■ Your goal: Locate each line holding the string "Contents" and copy it.

Stored data
►

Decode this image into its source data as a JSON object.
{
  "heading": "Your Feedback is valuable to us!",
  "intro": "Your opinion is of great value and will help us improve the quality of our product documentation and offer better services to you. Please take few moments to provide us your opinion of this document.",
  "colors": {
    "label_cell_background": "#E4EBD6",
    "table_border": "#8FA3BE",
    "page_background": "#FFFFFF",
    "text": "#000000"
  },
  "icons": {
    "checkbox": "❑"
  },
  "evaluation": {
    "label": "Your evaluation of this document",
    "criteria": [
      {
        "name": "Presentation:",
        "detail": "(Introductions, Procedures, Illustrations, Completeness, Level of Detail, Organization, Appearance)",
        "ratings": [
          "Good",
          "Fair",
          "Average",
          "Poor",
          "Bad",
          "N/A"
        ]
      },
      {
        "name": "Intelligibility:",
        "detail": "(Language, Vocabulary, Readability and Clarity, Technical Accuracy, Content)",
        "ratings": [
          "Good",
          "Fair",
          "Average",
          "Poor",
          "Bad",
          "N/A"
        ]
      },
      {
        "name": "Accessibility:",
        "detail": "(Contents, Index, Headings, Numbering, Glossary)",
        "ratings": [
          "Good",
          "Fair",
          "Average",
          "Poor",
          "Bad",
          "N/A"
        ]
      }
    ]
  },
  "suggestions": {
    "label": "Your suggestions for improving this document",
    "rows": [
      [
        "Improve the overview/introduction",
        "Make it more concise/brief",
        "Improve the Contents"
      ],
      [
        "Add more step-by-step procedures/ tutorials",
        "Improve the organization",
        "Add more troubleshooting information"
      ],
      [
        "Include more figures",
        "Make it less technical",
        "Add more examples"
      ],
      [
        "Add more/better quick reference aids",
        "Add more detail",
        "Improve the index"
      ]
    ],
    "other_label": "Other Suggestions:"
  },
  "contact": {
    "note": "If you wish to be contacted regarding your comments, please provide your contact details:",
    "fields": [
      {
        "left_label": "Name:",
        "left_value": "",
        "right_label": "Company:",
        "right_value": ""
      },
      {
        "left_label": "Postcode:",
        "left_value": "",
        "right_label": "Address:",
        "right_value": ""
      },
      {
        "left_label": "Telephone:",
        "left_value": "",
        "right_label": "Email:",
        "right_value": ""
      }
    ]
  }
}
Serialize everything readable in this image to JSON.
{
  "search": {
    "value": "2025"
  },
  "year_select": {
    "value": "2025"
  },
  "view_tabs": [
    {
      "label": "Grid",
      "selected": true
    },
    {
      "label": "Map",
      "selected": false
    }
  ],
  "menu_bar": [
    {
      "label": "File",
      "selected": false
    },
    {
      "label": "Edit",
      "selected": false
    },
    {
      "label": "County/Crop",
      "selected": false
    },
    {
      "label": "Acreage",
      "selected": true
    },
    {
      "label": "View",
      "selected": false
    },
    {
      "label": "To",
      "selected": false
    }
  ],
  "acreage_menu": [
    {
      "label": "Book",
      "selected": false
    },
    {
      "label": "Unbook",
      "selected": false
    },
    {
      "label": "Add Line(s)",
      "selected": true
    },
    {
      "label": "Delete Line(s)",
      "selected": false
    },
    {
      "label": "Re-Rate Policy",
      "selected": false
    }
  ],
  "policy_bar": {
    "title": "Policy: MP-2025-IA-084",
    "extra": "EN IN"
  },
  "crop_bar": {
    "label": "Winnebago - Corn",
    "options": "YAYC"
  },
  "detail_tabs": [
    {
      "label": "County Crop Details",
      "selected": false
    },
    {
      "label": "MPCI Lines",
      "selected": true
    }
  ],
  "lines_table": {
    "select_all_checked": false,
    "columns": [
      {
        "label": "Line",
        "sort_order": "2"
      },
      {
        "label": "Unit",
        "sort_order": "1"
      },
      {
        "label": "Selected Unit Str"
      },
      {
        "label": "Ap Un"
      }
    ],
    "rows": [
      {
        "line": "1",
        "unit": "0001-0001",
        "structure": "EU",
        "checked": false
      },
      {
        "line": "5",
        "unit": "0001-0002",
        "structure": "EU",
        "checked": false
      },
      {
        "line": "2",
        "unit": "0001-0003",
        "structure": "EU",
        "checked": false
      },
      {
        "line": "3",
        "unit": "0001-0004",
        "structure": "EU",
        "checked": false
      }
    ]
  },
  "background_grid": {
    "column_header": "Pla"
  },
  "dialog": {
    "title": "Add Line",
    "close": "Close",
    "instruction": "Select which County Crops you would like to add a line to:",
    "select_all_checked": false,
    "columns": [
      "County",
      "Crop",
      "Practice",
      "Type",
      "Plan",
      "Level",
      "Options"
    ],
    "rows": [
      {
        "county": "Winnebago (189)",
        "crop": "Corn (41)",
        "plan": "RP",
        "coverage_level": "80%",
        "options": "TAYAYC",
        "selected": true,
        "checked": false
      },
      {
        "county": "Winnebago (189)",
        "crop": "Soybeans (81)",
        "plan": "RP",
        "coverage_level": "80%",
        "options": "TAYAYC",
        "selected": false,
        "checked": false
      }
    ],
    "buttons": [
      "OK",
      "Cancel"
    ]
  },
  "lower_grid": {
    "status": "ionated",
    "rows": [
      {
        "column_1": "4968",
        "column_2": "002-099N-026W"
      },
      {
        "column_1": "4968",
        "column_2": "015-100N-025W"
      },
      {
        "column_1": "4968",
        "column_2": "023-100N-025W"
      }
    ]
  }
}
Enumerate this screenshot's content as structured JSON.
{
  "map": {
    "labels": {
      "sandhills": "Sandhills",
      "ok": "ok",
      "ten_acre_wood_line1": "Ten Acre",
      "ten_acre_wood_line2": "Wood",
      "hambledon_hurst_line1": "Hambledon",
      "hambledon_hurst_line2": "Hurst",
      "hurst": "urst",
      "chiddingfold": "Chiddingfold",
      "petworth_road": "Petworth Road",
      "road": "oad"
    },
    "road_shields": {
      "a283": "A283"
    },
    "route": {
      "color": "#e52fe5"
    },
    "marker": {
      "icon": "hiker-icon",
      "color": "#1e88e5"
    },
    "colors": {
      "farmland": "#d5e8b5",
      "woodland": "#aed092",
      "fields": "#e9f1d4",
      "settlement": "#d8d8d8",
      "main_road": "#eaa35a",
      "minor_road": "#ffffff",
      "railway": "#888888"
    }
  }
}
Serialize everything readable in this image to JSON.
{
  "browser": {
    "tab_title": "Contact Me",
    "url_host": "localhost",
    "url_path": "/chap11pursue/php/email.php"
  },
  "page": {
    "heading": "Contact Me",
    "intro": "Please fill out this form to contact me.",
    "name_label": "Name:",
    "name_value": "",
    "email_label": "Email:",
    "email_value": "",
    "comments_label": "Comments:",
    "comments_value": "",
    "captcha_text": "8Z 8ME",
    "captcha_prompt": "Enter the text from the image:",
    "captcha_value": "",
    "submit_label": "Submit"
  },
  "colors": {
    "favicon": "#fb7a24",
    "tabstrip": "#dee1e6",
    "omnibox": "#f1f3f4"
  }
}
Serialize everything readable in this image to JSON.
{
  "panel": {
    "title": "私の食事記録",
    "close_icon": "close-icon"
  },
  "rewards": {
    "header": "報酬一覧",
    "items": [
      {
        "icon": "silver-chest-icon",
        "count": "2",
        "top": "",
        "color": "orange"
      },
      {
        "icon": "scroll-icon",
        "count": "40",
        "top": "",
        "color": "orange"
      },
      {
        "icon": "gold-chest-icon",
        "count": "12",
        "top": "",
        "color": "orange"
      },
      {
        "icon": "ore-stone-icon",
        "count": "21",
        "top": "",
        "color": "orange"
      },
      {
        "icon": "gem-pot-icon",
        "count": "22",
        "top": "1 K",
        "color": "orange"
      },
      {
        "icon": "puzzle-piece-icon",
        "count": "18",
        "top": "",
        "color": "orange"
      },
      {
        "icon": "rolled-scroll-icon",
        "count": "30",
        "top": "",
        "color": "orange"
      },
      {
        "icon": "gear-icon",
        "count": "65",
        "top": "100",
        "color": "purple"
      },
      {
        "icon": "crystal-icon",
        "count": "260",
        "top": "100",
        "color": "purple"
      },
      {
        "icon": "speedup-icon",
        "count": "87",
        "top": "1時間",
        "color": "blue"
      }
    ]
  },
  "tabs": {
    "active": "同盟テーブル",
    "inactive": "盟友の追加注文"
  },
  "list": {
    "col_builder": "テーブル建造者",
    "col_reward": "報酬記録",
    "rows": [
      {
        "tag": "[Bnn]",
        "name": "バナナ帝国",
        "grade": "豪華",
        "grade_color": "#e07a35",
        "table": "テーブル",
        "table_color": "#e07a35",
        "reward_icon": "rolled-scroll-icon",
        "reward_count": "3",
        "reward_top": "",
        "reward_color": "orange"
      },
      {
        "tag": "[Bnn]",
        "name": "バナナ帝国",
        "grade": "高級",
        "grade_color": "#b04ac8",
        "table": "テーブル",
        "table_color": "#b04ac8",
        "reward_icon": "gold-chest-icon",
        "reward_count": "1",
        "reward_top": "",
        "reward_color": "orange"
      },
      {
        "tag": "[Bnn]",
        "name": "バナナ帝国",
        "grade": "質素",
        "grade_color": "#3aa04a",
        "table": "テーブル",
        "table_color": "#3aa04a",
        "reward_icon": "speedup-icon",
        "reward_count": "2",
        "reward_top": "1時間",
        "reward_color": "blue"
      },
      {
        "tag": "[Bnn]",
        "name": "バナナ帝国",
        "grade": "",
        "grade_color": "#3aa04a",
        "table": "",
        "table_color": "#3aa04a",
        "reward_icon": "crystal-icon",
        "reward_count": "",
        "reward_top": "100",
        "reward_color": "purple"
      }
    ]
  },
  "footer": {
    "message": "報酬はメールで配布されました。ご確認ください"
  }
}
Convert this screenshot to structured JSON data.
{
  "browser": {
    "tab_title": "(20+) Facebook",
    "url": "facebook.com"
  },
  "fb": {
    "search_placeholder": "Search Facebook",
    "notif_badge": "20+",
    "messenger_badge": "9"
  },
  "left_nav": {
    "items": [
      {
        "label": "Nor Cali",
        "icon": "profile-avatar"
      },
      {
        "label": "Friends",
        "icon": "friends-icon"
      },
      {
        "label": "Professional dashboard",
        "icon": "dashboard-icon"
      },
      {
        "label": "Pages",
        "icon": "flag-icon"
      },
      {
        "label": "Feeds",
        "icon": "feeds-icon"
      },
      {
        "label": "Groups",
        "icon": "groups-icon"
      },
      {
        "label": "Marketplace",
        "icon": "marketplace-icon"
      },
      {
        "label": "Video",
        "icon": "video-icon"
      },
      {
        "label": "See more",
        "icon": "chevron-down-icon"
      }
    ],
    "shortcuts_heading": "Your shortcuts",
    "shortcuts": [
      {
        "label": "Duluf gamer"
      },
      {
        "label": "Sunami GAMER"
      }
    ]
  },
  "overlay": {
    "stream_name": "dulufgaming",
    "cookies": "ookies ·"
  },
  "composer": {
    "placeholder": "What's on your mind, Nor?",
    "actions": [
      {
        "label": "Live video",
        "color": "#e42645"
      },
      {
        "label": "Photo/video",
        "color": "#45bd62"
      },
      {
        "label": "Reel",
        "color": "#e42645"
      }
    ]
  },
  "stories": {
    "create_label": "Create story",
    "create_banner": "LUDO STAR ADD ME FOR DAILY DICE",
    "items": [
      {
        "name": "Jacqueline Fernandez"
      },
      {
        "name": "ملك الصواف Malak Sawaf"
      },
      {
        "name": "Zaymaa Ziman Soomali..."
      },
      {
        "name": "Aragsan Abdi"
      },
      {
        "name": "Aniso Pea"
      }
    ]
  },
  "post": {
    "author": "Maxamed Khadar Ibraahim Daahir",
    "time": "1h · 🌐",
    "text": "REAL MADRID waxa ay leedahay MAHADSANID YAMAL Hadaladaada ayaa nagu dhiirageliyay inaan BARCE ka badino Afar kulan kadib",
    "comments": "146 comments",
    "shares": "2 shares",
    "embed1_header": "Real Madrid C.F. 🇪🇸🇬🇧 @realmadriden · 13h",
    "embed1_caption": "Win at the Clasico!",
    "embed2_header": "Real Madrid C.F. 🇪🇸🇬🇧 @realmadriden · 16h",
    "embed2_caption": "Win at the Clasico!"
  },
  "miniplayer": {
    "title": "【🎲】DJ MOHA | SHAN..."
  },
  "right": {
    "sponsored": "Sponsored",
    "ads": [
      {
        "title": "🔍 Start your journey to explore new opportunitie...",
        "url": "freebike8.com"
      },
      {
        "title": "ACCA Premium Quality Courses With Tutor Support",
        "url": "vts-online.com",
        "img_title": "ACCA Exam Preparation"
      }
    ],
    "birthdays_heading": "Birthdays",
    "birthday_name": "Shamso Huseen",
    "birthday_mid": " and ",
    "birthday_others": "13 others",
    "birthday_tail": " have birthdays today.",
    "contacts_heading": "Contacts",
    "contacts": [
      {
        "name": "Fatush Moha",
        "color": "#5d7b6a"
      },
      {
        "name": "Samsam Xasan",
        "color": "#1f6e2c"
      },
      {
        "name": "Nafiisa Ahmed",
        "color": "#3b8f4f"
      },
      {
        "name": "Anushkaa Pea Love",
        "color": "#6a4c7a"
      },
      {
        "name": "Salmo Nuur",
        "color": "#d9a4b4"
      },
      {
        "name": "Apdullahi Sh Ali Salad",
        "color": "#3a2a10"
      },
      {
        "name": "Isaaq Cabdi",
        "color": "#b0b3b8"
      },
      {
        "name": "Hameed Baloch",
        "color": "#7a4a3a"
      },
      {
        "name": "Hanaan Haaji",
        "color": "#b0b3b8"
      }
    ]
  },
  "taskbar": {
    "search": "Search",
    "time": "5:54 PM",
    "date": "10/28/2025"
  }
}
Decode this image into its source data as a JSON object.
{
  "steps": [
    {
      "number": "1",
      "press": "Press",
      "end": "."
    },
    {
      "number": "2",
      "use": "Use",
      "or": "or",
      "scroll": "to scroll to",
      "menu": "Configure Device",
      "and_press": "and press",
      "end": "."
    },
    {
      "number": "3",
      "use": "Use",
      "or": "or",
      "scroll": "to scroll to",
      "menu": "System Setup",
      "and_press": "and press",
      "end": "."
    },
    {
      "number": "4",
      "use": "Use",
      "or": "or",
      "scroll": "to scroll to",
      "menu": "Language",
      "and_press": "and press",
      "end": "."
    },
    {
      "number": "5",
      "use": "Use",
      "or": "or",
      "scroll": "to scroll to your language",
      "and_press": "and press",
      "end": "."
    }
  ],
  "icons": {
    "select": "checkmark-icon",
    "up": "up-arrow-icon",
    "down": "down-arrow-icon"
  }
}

◄

■ Correct output:
        "detail": "(Contents, Index, Headings, Numbering, Glossary)",
        "Improve the Contents"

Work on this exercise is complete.